Aim of the task
Check each line of the entries below for the string "this"; copy every line where it appears.

Recorded data:
::::::::::
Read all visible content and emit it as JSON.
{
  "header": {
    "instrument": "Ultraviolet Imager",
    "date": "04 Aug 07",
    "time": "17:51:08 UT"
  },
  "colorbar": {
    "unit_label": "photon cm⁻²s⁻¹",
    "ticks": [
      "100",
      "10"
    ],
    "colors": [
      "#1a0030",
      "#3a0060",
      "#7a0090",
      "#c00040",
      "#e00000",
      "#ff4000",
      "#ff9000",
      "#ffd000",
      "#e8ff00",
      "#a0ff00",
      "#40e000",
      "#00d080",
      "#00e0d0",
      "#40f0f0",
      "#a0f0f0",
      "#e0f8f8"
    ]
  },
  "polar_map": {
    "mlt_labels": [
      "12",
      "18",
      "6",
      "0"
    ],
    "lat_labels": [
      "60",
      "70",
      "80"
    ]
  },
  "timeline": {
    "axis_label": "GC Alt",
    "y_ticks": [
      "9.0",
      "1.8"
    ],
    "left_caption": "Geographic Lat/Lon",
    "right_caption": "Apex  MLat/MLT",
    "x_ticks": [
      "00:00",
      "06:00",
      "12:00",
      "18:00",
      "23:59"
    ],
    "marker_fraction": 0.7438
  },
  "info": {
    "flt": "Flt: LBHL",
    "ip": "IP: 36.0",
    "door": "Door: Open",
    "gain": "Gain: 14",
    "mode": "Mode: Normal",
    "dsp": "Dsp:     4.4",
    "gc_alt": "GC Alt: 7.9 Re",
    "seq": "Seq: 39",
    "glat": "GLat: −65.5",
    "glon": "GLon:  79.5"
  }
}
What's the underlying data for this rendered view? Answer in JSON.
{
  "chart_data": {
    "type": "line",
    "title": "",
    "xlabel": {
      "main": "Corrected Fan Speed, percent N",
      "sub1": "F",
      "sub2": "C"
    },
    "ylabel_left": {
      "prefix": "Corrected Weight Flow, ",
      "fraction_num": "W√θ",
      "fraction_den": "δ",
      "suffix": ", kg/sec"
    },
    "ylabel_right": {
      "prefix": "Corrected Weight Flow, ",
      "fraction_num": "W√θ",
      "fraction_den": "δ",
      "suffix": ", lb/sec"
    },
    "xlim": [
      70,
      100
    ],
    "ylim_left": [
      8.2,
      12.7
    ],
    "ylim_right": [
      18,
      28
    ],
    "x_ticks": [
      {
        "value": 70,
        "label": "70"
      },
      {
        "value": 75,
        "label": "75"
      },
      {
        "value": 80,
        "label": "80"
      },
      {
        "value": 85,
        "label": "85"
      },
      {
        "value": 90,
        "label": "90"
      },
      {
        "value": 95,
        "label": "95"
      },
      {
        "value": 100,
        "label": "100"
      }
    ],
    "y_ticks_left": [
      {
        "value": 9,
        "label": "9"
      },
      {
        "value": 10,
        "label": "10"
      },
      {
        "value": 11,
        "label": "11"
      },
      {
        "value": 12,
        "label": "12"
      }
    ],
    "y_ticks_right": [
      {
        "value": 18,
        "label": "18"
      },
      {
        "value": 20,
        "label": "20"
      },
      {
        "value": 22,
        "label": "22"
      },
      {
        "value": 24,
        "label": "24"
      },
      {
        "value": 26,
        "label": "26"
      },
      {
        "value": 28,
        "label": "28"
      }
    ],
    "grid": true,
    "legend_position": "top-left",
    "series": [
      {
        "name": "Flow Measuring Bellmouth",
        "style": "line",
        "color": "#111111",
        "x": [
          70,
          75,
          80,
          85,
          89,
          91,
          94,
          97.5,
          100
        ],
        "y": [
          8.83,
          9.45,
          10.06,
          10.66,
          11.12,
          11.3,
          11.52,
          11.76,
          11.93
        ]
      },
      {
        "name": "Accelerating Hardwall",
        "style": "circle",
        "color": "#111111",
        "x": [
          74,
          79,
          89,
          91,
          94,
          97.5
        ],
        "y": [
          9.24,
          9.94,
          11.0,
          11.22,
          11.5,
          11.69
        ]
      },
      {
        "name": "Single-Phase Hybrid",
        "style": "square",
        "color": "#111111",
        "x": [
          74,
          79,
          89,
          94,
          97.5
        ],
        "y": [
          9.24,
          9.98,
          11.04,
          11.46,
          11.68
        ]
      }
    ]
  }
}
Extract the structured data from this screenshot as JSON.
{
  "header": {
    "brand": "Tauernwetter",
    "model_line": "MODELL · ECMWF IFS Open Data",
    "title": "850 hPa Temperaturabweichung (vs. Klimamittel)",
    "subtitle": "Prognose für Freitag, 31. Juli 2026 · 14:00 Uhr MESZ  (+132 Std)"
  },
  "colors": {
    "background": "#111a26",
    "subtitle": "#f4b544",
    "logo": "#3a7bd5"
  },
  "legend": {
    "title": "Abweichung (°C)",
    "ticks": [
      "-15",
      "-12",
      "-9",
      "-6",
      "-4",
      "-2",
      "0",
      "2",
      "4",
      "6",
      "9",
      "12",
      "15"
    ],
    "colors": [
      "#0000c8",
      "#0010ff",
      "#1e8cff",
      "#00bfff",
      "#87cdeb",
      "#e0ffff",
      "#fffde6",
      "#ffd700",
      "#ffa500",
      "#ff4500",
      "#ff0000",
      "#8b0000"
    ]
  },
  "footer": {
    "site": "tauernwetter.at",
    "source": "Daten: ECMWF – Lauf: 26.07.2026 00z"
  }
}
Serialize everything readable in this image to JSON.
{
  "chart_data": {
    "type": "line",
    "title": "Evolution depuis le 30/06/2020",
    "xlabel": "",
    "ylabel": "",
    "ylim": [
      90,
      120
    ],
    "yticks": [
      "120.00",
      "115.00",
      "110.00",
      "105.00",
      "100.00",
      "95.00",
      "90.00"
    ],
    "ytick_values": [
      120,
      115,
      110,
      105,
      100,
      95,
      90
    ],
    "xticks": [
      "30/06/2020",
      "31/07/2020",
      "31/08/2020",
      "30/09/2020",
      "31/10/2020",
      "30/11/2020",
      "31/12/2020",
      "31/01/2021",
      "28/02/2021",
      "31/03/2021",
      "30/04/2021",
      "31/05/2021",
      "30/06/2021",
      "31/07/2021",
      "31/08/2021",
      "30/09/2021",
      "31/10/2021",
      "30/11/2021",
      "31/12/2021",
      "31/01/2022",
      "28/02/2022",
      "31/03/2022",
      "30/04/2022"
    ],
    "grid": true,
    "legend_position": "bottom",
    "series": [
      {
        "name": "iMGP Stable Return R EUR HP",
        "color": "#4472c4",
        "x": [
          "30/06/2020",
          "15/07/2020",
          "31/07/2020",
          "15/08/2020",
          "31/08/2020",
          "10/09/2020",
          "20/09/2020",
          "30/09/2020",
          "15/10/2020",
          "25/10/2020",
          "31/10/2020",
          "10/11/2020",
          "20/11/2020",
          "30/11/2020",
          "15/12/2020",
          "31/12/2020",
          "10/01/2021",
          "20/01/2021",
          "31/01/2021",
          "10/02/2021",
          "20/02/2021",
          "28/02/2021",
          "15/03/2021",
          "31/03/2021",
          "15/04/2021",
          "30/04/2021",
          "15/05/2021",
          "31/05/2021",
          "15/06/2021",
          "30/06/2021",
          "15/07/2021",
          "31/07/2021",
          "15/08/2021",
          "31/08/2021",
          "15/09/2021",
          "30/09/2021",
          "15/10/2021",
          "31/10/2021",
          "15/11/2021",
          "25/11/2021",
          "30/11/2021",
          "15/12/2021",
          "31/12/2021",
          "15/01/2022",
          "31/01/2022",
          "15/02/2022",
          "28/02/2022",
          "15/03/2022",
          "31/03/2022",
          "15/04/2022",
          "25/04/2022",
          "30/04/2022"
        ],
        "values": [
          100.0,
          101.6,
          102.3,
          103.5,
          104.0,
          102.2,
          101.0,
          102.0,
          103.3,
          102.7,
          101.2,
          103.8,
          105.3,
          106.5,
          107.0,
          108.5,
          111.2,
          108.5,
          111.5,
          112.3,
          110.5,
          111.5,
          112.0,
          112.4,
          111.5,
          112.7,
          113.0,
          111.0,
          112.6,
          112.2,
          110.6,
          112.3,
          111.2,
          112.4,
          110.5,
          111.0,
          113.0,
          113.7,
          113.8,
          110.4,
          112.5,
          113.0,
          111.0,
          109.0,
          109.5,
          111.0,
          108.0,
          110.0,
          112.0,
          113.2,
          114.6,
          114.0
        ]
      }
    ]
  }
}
::::::::::
Worked solution
What's the underlying data for this rendered view? Answer in JSON.
Extract the structured data from this screenshot as JSON.
Serialize everything readable in this image to JSON.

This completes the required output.